> **Work to be completed**
Find every line in the records below that holds the word "type", and copy it out.

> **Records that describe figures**
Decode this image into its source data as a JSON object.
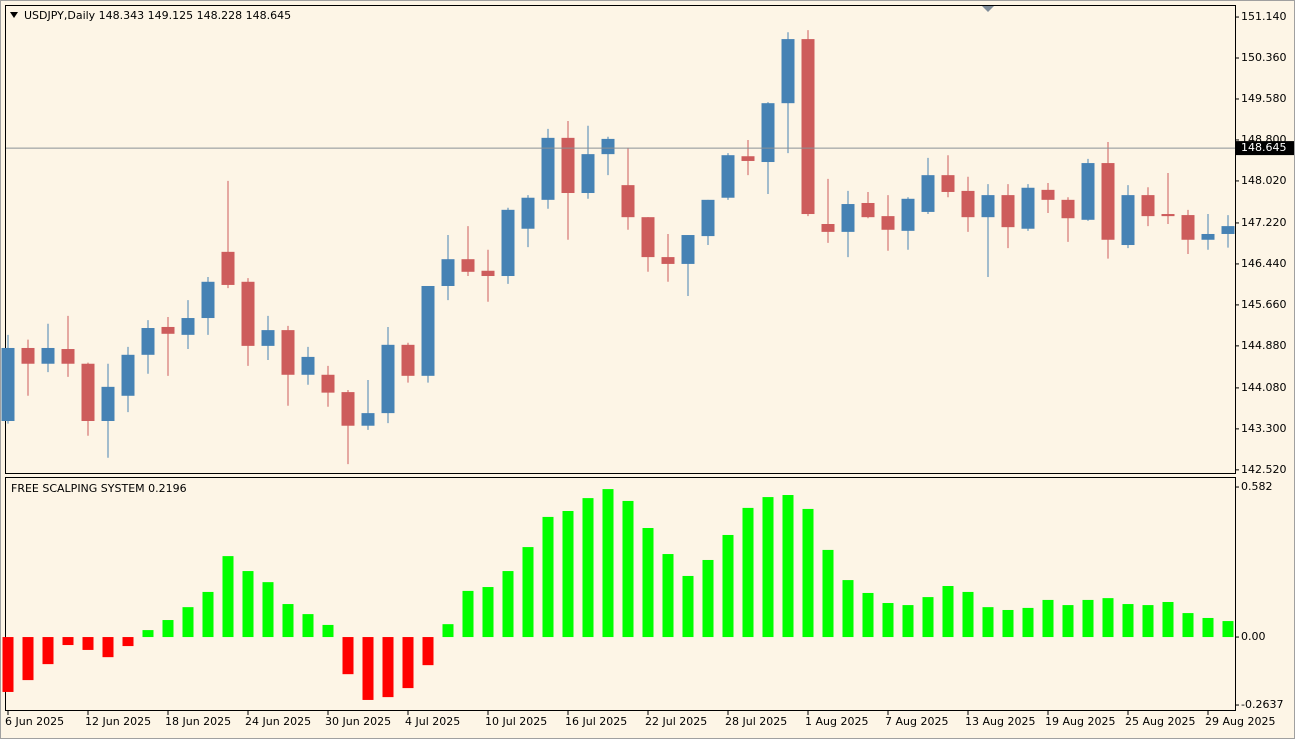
{
  "chart_data": [
    {
      "type": "candlestick",
      "title": "USDJPY,Daily 148.343 149.125 148.228 148.645",
      "categories": [
        "6 Jun 2025",
        null,
        null,
        null,
        "12 Jun 2025",
        null,
        null,
        null,
        "18 Jun 2025",
        null,
        null,
        null,
        "24 Jun 2025",
        null,
        null,
        null,
        "30 Jun 2025",
        null,
        null,
        null,
        "4 Jul 2025",
        null,
        null,
        null,
        "10 Jul 2025",
        null,
        null,
        null,
        "16 Jul 2025",
        null,
        null,
        null,
        "22 Jul 2025",
        null,
        null,
        null,
        "28 Jul 2025",
        null,
        null,
        null,
        "1 Aug 2025",
        null,
        null,
        null,
        "7 Aug 2025",
        null,
        null,
        null,
        "13 Aug 2025",
        null,
        null,
        null,
        "19 Aug 2025",
        null,
        null,
        null,
        "25 Aug 2025",
        null,
        null,
        null,
        "29 Aug 2025",
        null
      ],
      "open": [
        143.45,
        144.84,
        144.54,
        144.82,
        144.54,
        143.45,
        143.93,
        144.71,
        145.24,
        145.09,
        145.41,
        146.67,
        146.1,
        144.88,
        145.18,
        144.33,
        144.33,
        144.0,
        143.36,
        143.6,
        144.9,
        144.31,
        146.02,
        146.53,
        146.31,
        146.21,
        147.11,
        147.66,
        148.84,
        147.79,
        148.53,
        147.94,
        147.33,
        146.57,
        146.44,
        146.97,
        147.7,
        148.49,
        148.38,
        149.5,
        150.72,
        147.2,
        147.05,
        147.6,
        147.35,
        147.07,
        147.43,
        148.13,
        147.83,
        147.33,
        147.75,
        147.11,
        147.85,
        147.66,
        147.28,
        148.36,
        146.8,
        147.75,
        147.39,
        147.37,
        146.9,
        147.01
      ],
      "high": [
        145.09,
        145.0,
        145.3,
        145.45,
        144.56,
        144.54,
        144.86,
        145.37,
        145.43,
        145.75,
        146.19,
        148.02,
        146.17,
        145.45,
        145.26,
        144.86,
        144.5,
        144.04,
        144.23,
        145.24,
        144.94,
        146.02,
        146.99,
        147.16,
        146.71,
        147.51,
        147.75,
        149.01,
        149.16,
        149.07,
        148.86,
        148.65,
        147.33,
        147.01,
        146.99,
        147.66,
        148.55,
        148.8,
        149.52,
        150.85,
        150.89,
        148.06,
        147.83,
        147.81,
        147.75,
        147.71,
        148.46,
        148.51,
        148.1,
        147.96,
        147.96,
        147.96,
        147.98,
        147.71,
        148.44,
        148.76,
        147.94,
        147.9,
        148.17,
        147.47,
        147.39,
        147.37
      ],
      "low": [
        143.4,
        143.93,
        144.38,
        144.29,
        143.17,
        142.75,
        143.62,
        144.35,
        144.31,
        144.82,
        145.09,
        145.98,
        144.5,
        144.61,
        143.74,
        144.14,
        143.72,
        142.63,
        143.28,
        143.41,
        144.18,
        144.18,
        145.75,
        146.21,
        145.72,
        146.06,
        146.76,
        147.49,
        146.9,
        147.68,
        148.13,
        147.09,
        146.29,
        146.1,
        145.83,
        146.8,
        147.66,
        148.13,
        147.77,
        148.55,
        147.35,
        146.84,
        146.57,
        147.31,
        146.69,
        146.71,
        147.39,
        147.71,
        147.05,
        146.19,
        146.74,
        147.07,
        147.41,
        146.86,
        147.26,
        146.54,
        146.74,
        147.16,
        147.2,
        146.63,
        146.71,
        146.75
      ],
      "close": [
        144.84,
        144.54,
        144.84,
        144.54,
        143.45,
        144.1,
        144.71,
        145.22,
        145.11,
        145.41,
        146.1,
        146.04,
        144.88,
        145.18,
        144.33,
        144.67,
        143.99,
        143.36,
        143.6,
        144.9,
        144.31,
        146.02,
        146.53,
        146.29,
        146.21,
        147.47,
        147.7,
        148.84,
        147.79,
        148.53,
        148.82,
        147.33,
        146.57,
        146.44,
        146.99,
        147.66,
        148.51,
        148.4,
        149.5,
        150.72,
        147.39,
        147.05,
        147.58,
        147.33,
        147.09,
        147.68,
        148.13,
        147.81,
        147.33,
        147.75,
        147.14,
        147.89,
        147.66,
        147.31,
        148.36,
        146.9,
        147.75,
        147.35,
        147.35,
        146.9,
        147.01,
        147.16
      ],
      "up_color": "#4682B4",
      "down_color": "#CD5C5C",
      "current_price": 148.645,
      "ylim": [
        142.46,
        151.35
      ],
      "yticks": [
        {
          "value": 151.14,
          "label": "151.140"
        },
        {
          "value": 150.36,
          "label": "150.360"
        },
        {
          "value": 149.58,
          "label": "149.580"
        },
        {
          "value": 148.8,
          "label": "148.800"
        },
        {
          "value": 148.02,
          "label": "148.020"
        },
        {
          "value": 147.22,
          "label": "147.220"
        },
        {
          "value": 146.44,
          "label": "146.440"
        },
        {
          "value": 145.66,
          "label": "145.660"
        },
        {
          "value": 144.88,
          "label": "144.880"
        },
        {
          "value": 144.08,
          "label": "144.080"
        },
        {
          "value": 143.3,
          "label": "143.300"
        },
        {
          "value": 142.52,
          "label": "142.520"
        }
      ]
    },
    {
      "type": "bar",
      "title": "FREE SCALPING SYSTEM 0.2196",
      "values": [
        -0.213,
        -0.167,
        -0.105,
        -0.031,
        -0.05,
        -0.078,
        -0.035,
        0.027,
        0.066,
        0.116,
        0.175,
        0.314,
        0.256,
        0.213,
        0.128,
        0.089,
        0.047,
        -0.144,
        -0.244,
        -0.233,
        -0.198,
        -0.109,
        0.05,
        0.179,
        0.194,
        0.256,
        0.349,
        0.466,
        0.489,
        0.539,
        0.574,
        0.528,
        0.423,
        0.322,
        0.237,
        0.299,
        0.396,
        0.501,
        0.543,
        0.551,
        0.497,
        0.338,
        0.221,
        0.171,
        0.132,
        0.124,
        0.155,
        0.198,
        0.175,
        0.116,
        0.105,
        0.113,
        0.144,
        0.124,
        0.144,
        0.151,
        0.128,
        0.124,
        0.136,
        0.093,
        0.074,
        0.062
      ],
      "positive_color": "#00FF00",
      "negative_color": "#FF0000",
      "ylim": [
        -0.283,
        0.617
      ],
      "yticks": [
        0.582,
        {
          "value": 0,
          "label": "0.00"
        },
        -0.2637
      ]
    }
  ]
}
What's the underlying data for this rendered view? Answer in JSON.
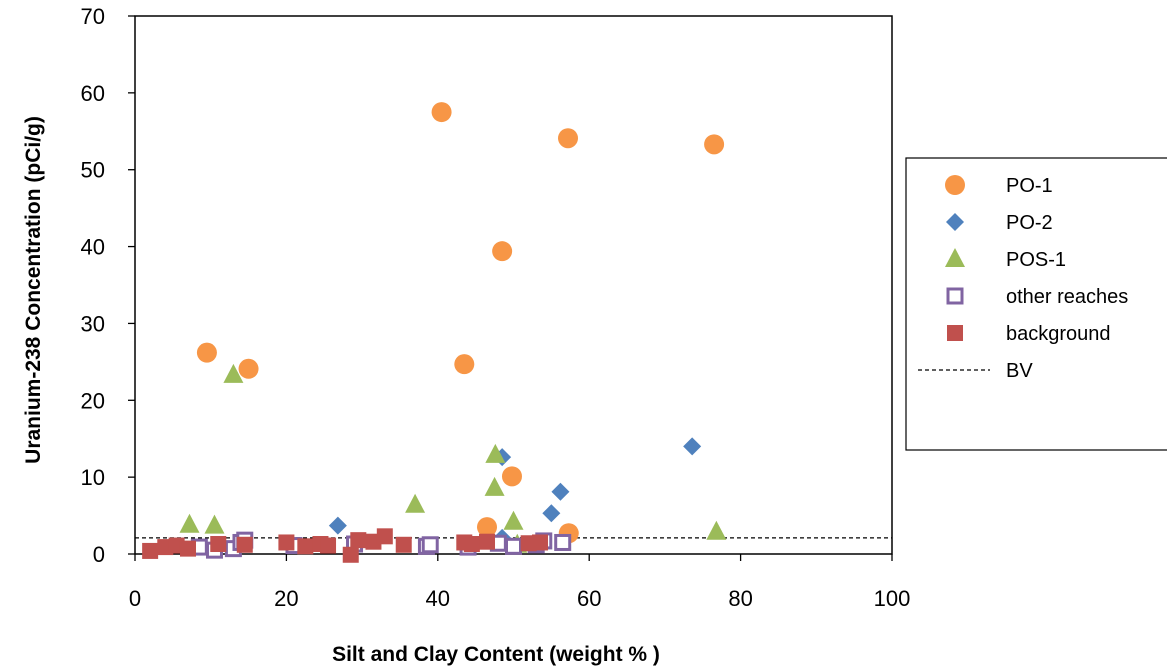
{
  "chart_data": {
    "type": "scatter",
    "title": "",
    "xlabel": "Silt and Clay Content (weight % )",
    "ylabel": "Uranium-238 Concentration (pCi/g)",
    "xlim": [
      0,
      100
    ],
    "ylim": [
      0,
      70
    ],
    "x_ticks": [
      "0",
      "20",
      "40",
      "60",
      "80",
      "100"
    ],
    "y_ticks": [
      "0",
      "10",
      "20",
      "30",
      "40",
      "50",
      "60",
      "70"
    ],
    "grid": false,
    "legend_position": "right",
    "series": [
      {
        "name": "PO-1",
        "marker": "circle",
        "color": "#F79646",
        "points": [
          [
            9.5,
            26.2
          ],
          [
            15,
            24.1
          ],
          [
            40.5,
            57.5
          ],
          [
            43.5,
            24.7
          ],
          [
            46.5,
            3.5
          ],
          [
            48.5,
            39.4
          ],
          [
            49.8,
            10.1
          ],
          [
            57.2,
            54.1
          ],
          [
            57.3,
            2.7
          ],
          [
            76.5,
            53.3
          ]
        ]
      },
      {
        "name": "PO-2",
        "marker": "diamond",
        "color": "#4F81BD",
        "points": [
          [
            26.8,
            3.7
          ],
          [
            48.5,
            12.6
          ],
          [
            48.5,
            2.1
          ],
          [
            55,
            5.3
          ],
          [
            56.2,
            8.1
          ],
          [
            73.6,
            14.0
          ]
        ]
      },
      {
        "name": "POS-1",
        "marker": "triangle",
        "color": "#9BBB59",
        "points": [
          [
            7.2,
            3.8
          ],
          [
            10.5,
            3.7
          ],
          [
            13,
            23.3
          ],
          [
            37,
            6.4
          ],
          [
            47.5,
            8.6
          ],
          [
            47.6,
            12.9
          ],
          [
            50,
            4.2
          ],
          [
            50.5,
            1.2
          ],
          [
            76.8,
            2.9
          ]
        ]
      },
      {
        "name": "other reaches",
        "marker": "square-open",
        "color": "#8064A2",
        "points": [
          [
            8.5,
            0.9
          ],
          [
            10.5,
            0.5
          ],
          [
            13,
            0.7
          ],
          [
            14,
            1.5
          ],
          [
            14.5,
            1.8
          ],
          [
            21,
            1.1
          ],
          [
            29,
            1.3
          ],
          [
            38.5,
            1.0
          ],
          [
            39,
            1.2
          ],
          [
            44,
            0.9
          ],
          [
            48,
            1.4
          ],
          [
            50,
            1.0
          ],
          [
            53,
            1.2
          ],
          [
            54,
            1.7
          ],
          [
            56.5,
            1.5
          ]
        ]
      },
      {
        "name": "background",
        "marker": "square",
        "color": "#C0504D",
        "points": [
          [
            2,
            0.4
          ],
          [
            4,
            0.9
          ],
          [
            5.5,
            1.1
          ],
          [
            7,
            0.7
          ],
          [
            11,
            1.3
          ],
          [
            14.5,
            1.2
          ],
          [
            20,
            1.5
          ],
          [
            22.5,
            1.0
          ],
          [
            24.5,
            1.3
          ],
          [
            25.5,
            1.1
          ],
          [
            28.5,
            -0.1
          ],
          [
            29.5,
            1.8
          ],
          [
            31.5,
            1.6
          ],
          [
            33,
            2.3
          ],
          [
            35.5,
            1.2
          ],
          [
            43.5,
            1.5
          ],
          [
            44.5,
            1.3
          ],
          [
            46.5,
            1.6
          ],
          [
            52,
            1.4
          ],
          [
            53.5,
            1.5
          ]
        ]
      }
    ],
    "reference_lines": [
      {
        "name": "BV",
        "y": 2.1,
        "style": "dashed",
        "color": "#000000"
      }
    ]
  }
}
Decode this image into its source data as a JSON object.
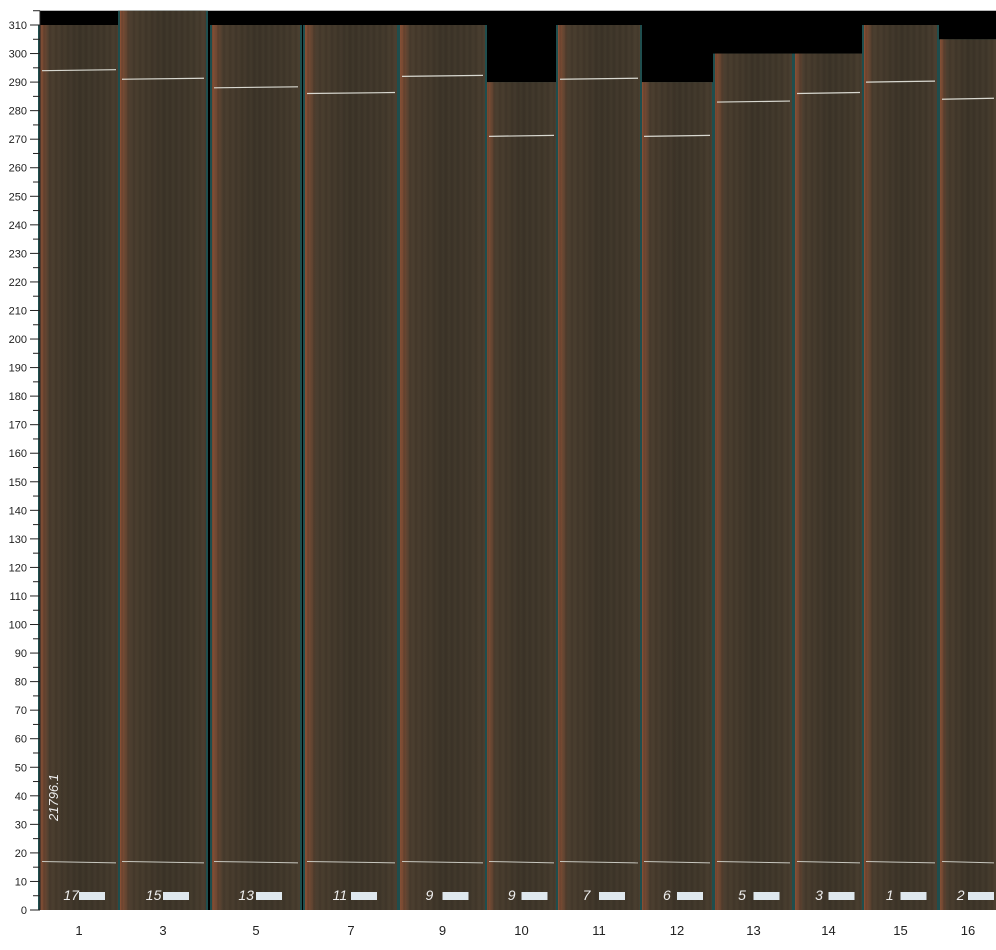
{
  "chart_data": {
    "type": "image-panel",
    "y_axis": {
      "min": 0,
      "max": 315,
      "major_step": 10,
      "minor_step": 5
    },
    "colors": {
      "wood_dark": "#3e3529",
      "wood_light": "#a0583a",
      "gap": "#1f4e4e",
      "background": "#000000"
    },
    "sheets": [
      {
        "label": "1",
        "height": 310,
        "mark": "17",
        "cut": 294
      },
      {
        "label": "3",
        "height": 315,
        "mark": "15",
        "cut": 291
      },
      {
        "label": "5",
        "height": 310,
        "mark": "13",
        "cut": 288
      },
      {
        "label": "7",
        "height": 310,
        "mark": "11",
        "cut": 286
      },
      {
        "label": "9",
        "height": 310,
        "mark": "9",
        "cut": 292
      },
      {
        "label": "10",
        "height": 290,
        "mark": "9",
        "cut": 271
      },
      {
        "label": "11",
        "height": 310,
        "mark": "7",
        "cut": 291
      },
      {
        "label": "12",
        "height": 290,
        "mark": "6",
        "cut": 271
      },
      {
        "label": "13",
        "height": 300,
        "mark": "5",
        "cut": 283
      },
      {
        "label": "14",
        "height": 300,
        "mark": "3",
        "cut": 286
      },
      {
        "label": "15",
        "height": 310,
        "mark": "1",
        "cut": 290
      },
      {
        "label": "16",
        "height": 305,
        "mark": "2",
        "cut": 284
      }
    ],
    "annotation": "21796.1"
  }
}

> **Task answer**
      "type": "candlestick",
      "type": "bar",
    "type": "scatter",
    "type": "image-panel",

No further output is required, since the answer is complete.